Without the pictures, reproduce the records that follow exactly.

** BEGIN Provided records **

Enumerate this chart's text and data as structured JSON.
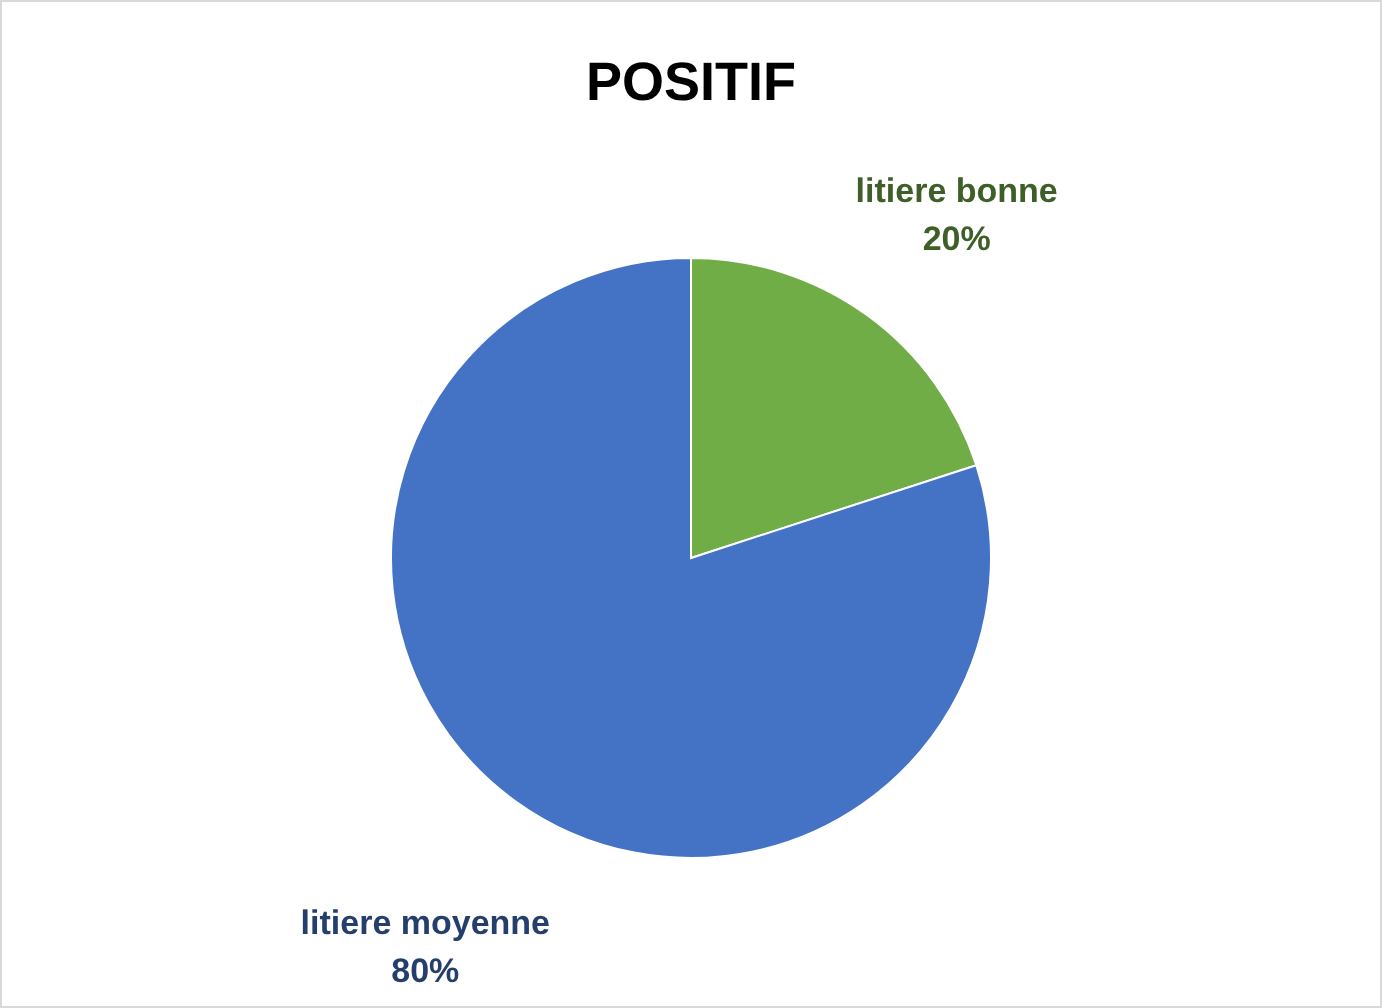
{
  "chart_data": {
    "type": "pie",
    "title": "POSITIF",
    "categories": [
      "litiere bonne",
      "litiere moyenne"
    ],
    "values": [
      20,
      80
    ],
    "value_labels": [
      "20%",
      "80%"
    ],
    "colors": [
      "#70ad47",
      "#4472c4"
    ]
  }
}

** END Provided records **

Complete answer
Enumerate this chart's text and data as structured JSON.
{
  "chart_data": {
    "type": "pie",
    "title": "POSITIF",
    "categories": [
      "litiere bonne",
      "litiere moyenne"
    ],
    "values": [
      20,
      80
    ],
    "value_labels": [
      "20%",
      "80%"
    ],
    "colors": [
      "#70ad47",
      "#4472c4"
    ]
  }
}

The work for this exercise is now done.